* [Problems]:
1. Retype a passage from the text on the Raven Chacon exhibition. Begin at the words "A recipient of" and stop after "knowing and doing.".
2. Render this sentence from the text on the Raven Chacon exhibition in Spanish: "The artworks exist beyond the video and sculptural installations found in the museum galleries."
3. Supply the next part of the text on the Raven Chacon exhibition, beginning after its final sentence.

* [Document excerpt]:
================

Nordnorsk Kunstmuseum/Davvi Norga Dáiddamusea is delighted to present A Worm’s Eye View from a Bird’s Beak, the first solo exhibition in Europe of artist and musician Raven Chacon. On view from 16 March through 1 September 2024, A Worm’s Eye View from a Bird’s Beak presents newly commissioned works, alongside important pieces from the last 25 years of Chacon’s outstanding career.

A recipient of a MacArthur Genius Grant in 2023 and the first Native American to receive the Pulitzer Prize for Music in 2022, Chacon works across composition, notation, installation, film and performance to highlight Indigenous resistance and empower Indigenous ways of being, knowing and doing.  


The exhibition in Tromsø/Romsa is orientated along a vertical axis, starting from the ground floor and reaching up into the attic, a space hitherto unknown to the public. This spatialisation of the works echoes a pivotal notion to Navajo and Sámi philosophies, which points to the vertical neighbours that exist across concurrent worlds above and below us. The works presented in the exhibition draw connections between the experiences of Indigenous resistance across different continents, emphasizing the shared struggles and the potential for empowered Indigenous futures that can be realized through building networks of solidarity.  Chacon’s practice generates alternative forms of making community, with and across sound, beyond Western staff notation and beyond the reach of colonialism. 

Chacon has a long-standing friendship with the Sámi communities, and the exhibition premieres several new works made with Sámi peers resulting from stays in the area as well as a residency at Lásságammi, the home of the legendary Sámi artist, musician and land-guardian Áillohaš (1943–2001). For Four (River Valley) (2024), Manouevering the Apostles (2024), and …the sky ladder (2024), emerged from dialogues and collaborative undertakings with Sámi filmmakers/land guardians Marja Bål Nango and Smávut Iηgir (and their relatives in the reindeer-herding Bål Nango family) and with joikers Ingá-Máret Gaup-Juuso, Risten-Anine Gaup, Ánde Somby, and Niko Valkeapää. The beating heart of these new works lies in their connection between community and land, between notation and relation. The artworks exist beyond the video and sculptural installations found in the museum galleries. They exist as possible alternative ways of being by joining in community, sharing knowledge, listening to each other and the land, and claiming the indivisibility from the land and each other.   

Chacon’s commitment to family, both blood relations and chosen family, is striking in For Zitkála-Šá (2017-2020), a series that draws its name from a Yankton Dakota woman who blazed a pioneering path as a composer, writer, translator, musician, educator and activist at the turn of the 20th century. The series features twelve musical scores, each paired with a corresponding text that honours Native American, Indigenous, Mestiza or First Nation women whom Chacon knows personally and whose practice in sound, performance, composition and music struck the artist as an essential contribution to a decolonial theory of change. The prominence of women, not only in Chacon’s own life, but in the history of Native resistance to colonisation, recurs in several pieces in the exhibition.

================

* [Extracted data]:
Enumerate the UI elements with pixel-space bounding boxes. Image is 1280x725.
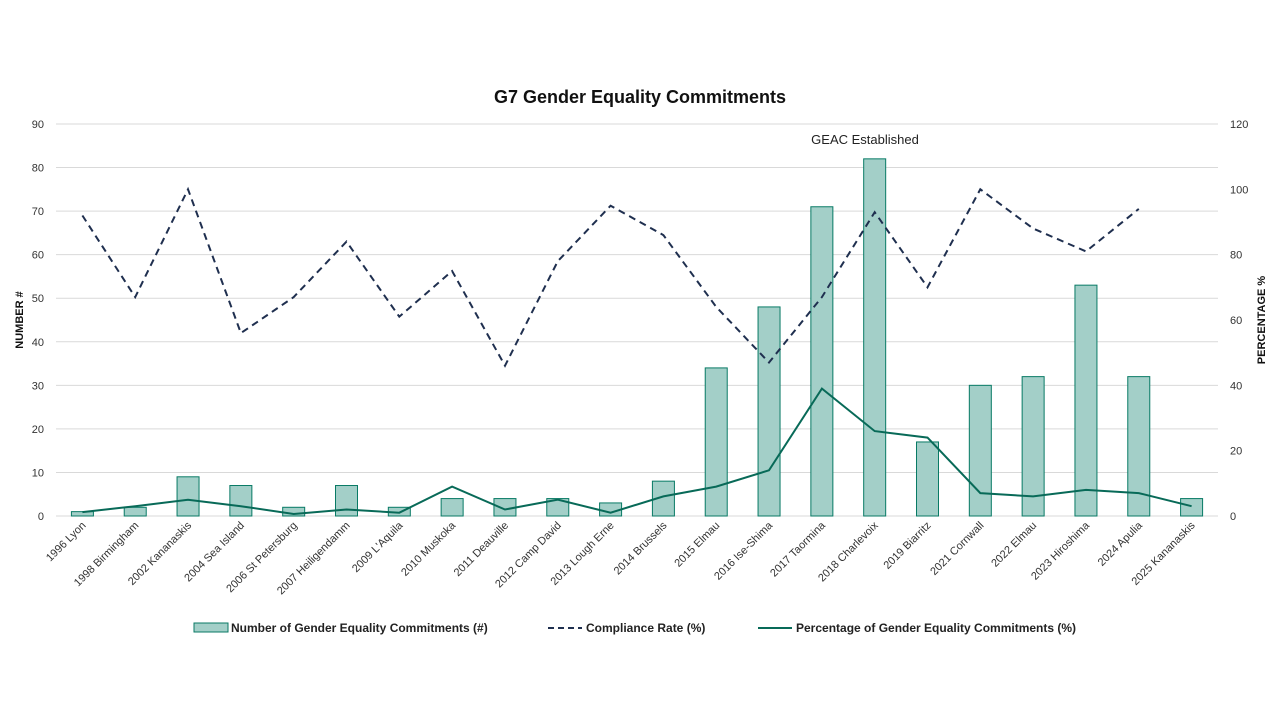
bar-2010-muskoka	[440, 498, 464, 517]
y-tick-label: 0	[38, 511, 44, 523]
y-tick-label: 80	[32, 163, 44, 175]
x-tick-label: 2019 Biarritz	[881, 520, 933, 572]
bar-2023-hiroshima	[1074, 284, 1098, 517]
bar-2022-elmau	[1021, 376, 1045, 517]
x-tick-label: 2017 Taormina	[768, 519, 828, 579]
y-tick-label: 30	[32, 380, 44, 392]
bar-2007-heiligendamm	[335, 485, 358, 517]
percentage-line	[82, 387, 1192, 516]
x-tick-label: 2011 Deauville	[452, 520, 511, 579]
y2-axis-label: PERCENTAGE %	[1256, 276, 1268, 365]
annotation-geac: GEAC Established	[811, 132, 919, 147]
bar-2025-kananaskis	[1180, 498, 1204, 517]
y-tick-label: 10	[32, 467, 44, 479]
legend-label-percentage: Percentage of Gender Equality Commitment…	[796, 621, 1076, 635]
bar-1998-birmingham	[123, 506, 147, 517]
y-axis-label: NUMBER #	[14, 291, 26, 348]
bar-2014-brussels	[651, 480, 675, 517]
y2-tick-label: 20	[1230, 446, 1242, 458]
y2-tick-label: 80	[1230, 250, 1242, 262]
y-tick-label: 60	[32, 250, 44, 262]
bar-2017-taormina	[810, 206, 834, 517]
y-tick-label: 50	[32, 293, 44, 305]
x-tick-label: 1996 Lyon	[44, 520, 89, 565]
bar-2015-elmau	[704, 367, 728, 517]
y2-tick-label: 60	[1230, 315, 1242, 327]
x-tick-label: 2010 Muskoka	[399, 519, 459, 579]
y-tick-label: 20	[32, 424, 44, 436]
legend-label-bars: Number of Gender Equality Commitments (#…	[231, 621, 488, 635]
y-tick-label: 70	[32, 206, 44, 218]
x-tick-label: 2022 Elmau	[989, 520, 1039, 570]
y2-tick-label: 40	[1230, 380, 1242, 392]
bar-2024-apulia	[1127, 376, 1151, 517]
bar-2021-cornwall	[968, 384, 992, 517]
y2-tick-label: 120	[1230, 119, 1248, 131]
x-tick-label: 2024 Apulia	[1096, 519, 1146, 569]
bar-2019-biarritz	[916, 441, 939, 517]
y-tick-label: 40	[32, 337, 44, 349]
x-tick-label: 2014 Brussels	[612, 519, 670, 577]
x-tick-label: 2015 Elmau	[672, 520, 722, 570]
y2-tick-label: 0	[1230, 511, 1236, 523]
bar-2012-camp-david	[546, 498, 570, 517]
y2-tick-label: 100	[1230, 184, 1248, 196]
bar-2016-ise-shima	[757, 306, 781, 517]
legend-swatch-bars	[193, 622, 229, 633]
bar-1996-lyon	[70, 511, 94, 517]
legend: Number of Gender Equality Commitments (#…	[193, 621, 1076, 635]
x-tick-label: 2021 Cornwall	[928, 520, 986, 578]
x-tick-label: 2009 L'Aquila	[350, 519, 406, 575]
chart-title: G7 Gender Equality Commitments	[494, 87, 786, 107]
compliance-rate-line	[81, 186, 1140, 368]
bar-2004-sea-island	[229, 485, 253, 517]
bar-2002-kananaskis	[176, 476, 200, 517]
legend-label-compliance: Compliance Rate (%)	[586, 621, 705, 635]
y-tick-label: 90	[32, 119, 44, 131]
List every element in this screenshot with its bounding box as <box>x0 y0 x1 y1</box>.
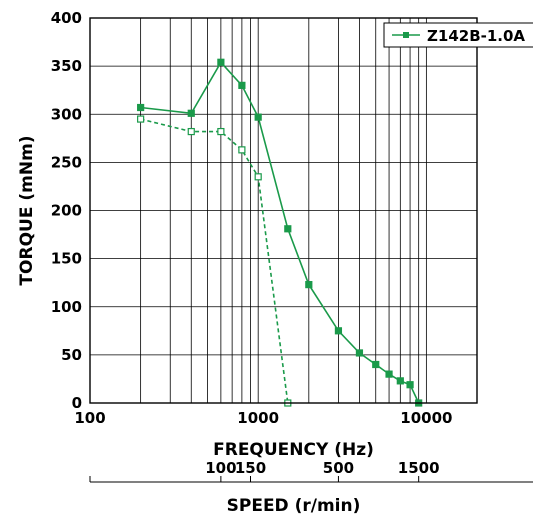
data-point-filled <box>372 360 380 369</box>
data-point-filled <box>284 225 292 233</box>
data-point-filled <box>385 370 393 378</box>
data-point-filled <box>396 377 404 385</box>
y-tick-label: 350 <box>51 57 82 75</box>
data-point-filled <box>238 81 246 89</box>
speed-tick-label: 150 <box>235 459 266 477</box>
series-line <box>140 60 420 404</box>
data-point-open <box>217 127 225 136</box>
y-tick-label: 100 <box>51 298 82 316</box>
data-point-filled <box>137 103 145 112</box>
grid-lines <box>90 18 477 403</box>
x-tick-labels: 100 1000 10000 <box>74 409 452 427</box>
plot-frame <box>89 17 478 404</box>
data-point-filled <box>355 349 364 357</box>
data-point-filled <box>187 109 195 117</box>
data-point-filled <box>334 327 343 335</box>
speed-tick-label: 1500 <box>398 459 440 477</box>
data-point-open <box>254 173 262 181</box>
x-tick-label: 1000 <box>237 409 279 427</box>
legend: Z142B-1.0A <box>383 22 533 48</box>
y-tick-labels: 0 50 100 150 200 250 300 350 400 <box>51 9 82 412</box>
y-tick-label: 400 <box>51 9 82 27</box>
y-tick-label: 0 <box>72 394 82 412</box>
data-point-filled <box>217 58 225 66</box>
y-tick-label: 50 <box>61 346 82 364</box>
speed-tick-label: 100 <box>205 459 236 477</box>
y-tick-label: 300 <box>51 105 82 123</box>
series-layer <box>137 58 423 407</box>
y-tick-label: 200 <box>51 202 82 220</box>
data-point-filled <box>305 281 313 289</box>
data-point-open <box>238 146 246 154</box>
data-point-open <box>187 127 195 136</box>
series-line <box>140 118 289 404</box>
x-axis-title: FREQUENCY (Hz) <box>213 440 374 460</box>
legend-label: Z142B-1.0A <box>427 27 525 45</box>
speed-tick-label: 500 <box>323 459 354 477</box>
speed-axis-title: SPEED (r/min) <box>227 496 361 516</box>
y-tick-label: 250 <box>51 153 82 171</box>
data-point-open <box>137 115 145 123</box>
data-point-filled <box>406 381 414 389</box>
legend-marker-sample <box>403 32 409 38</box>
data-point-filled <box>254 113 262 121</box>
x-tick-label: 100 <box>74 409 105 427</box>
y-axis-title: TORQUE (mNm) <box>17 135 37 285</box>
y-tick-label: 150 <box>51 250 82 268</box>
x-tick-label: 10000 <box>400 409 452 427</box>
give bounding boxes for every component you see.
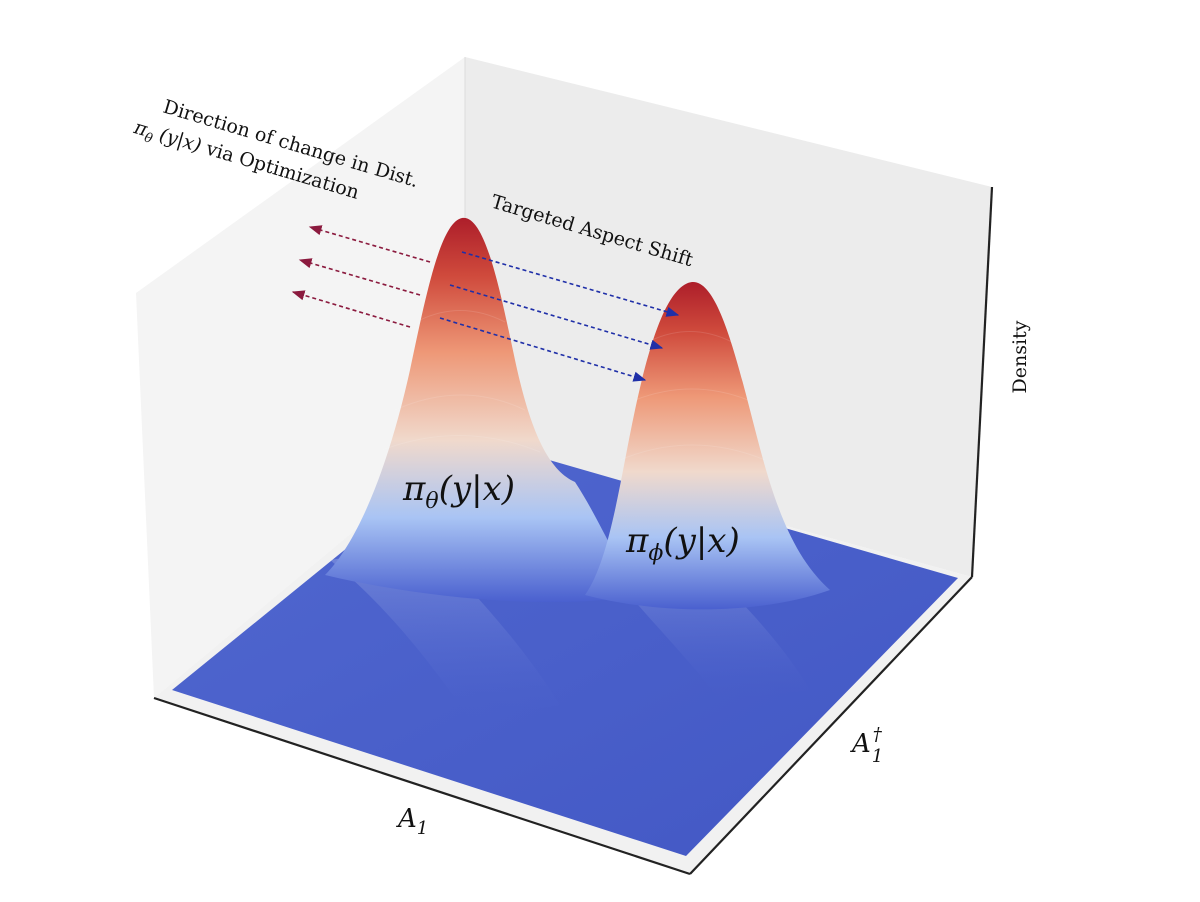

================

* [Answers to each task]:
1.
A recipient of a MacArthur Genius Grant in 2023 and the first Native American to receive the Pulitzer Prize for Music in 2022, Chacon works across composition, notation, installation, film and performance to highlight Indigenous resistance and empower Indigenous ways of being, knowing and doing.

2. Las obras de arte existen más allá de las instalaciones de video y escultóricas que se encuentran en las galerías del museo.

3.
Chacon’s work invites the audience to listen deeply beyond the recognisable sound of the voice to the spaces and relations in between people (often mistakenly perceived in the Western canon as silence). Silent Choir (Standing Rock) (2016/2022) relays the tension of the resistance led by the Standing Rock Sioux community that brought together hundreds of people (some of them Sámi) during the No Dakota Access Pipeline Protest. The work encourages one to listen to the mere weight of their presence, to acknowledge their resistance and confrontation.   

Surveying his practice as an empowerment of Indigenous ways of thinking and living, A Worm's Eye View from a Bird's Beak provides an overview of the powerful approach Chacon has developed across a variety of media to resurge community and explore the depth of Indigenous kinship to ancestral land.  

Chacon’s Pulitzer Prize-winning orchestral composition, Voiceless Mass, will be performed in Bodø/Bådåddjo/Buvvda (during its year as European Cultural Capital) on 7 June 2024 in collaboration with the Arctic Philarmonic, and Bodø 2024. The concert will also feature Chacon’s orchestral compositions, Biyan (2011), as well as performances by the Sámi composer, Elina Waage Mikalsen. A conversation at Stormen Concert Hall will take place earlier that day, between Raven Chacon and Patricia Marroquin Norby, Associate Curator of Native American Art at The Metropolitan Museum of Art, NY.  

The exhibition at NNKM is curated by Katya García-Antón, Director and Chief Curator of Nordnorsk Kunstmuseum/Davvi Norga Dáiddamusea.  

A Worm’s Eye View from a Bird’s Beak is organised by Nordnorsk Kunstmuseum/Davvi Norga Dáiddamusea and the Swiss Institute, New York.  

The exhibition is accompanied by a limited edition from the series Field Recordings (1999), Chacon’s recordings of Navajo landscapes that unsettle the colonial myth of terra nullius. The recordings are amplified to maximum volume and printed onto postcards that function as vinyl records.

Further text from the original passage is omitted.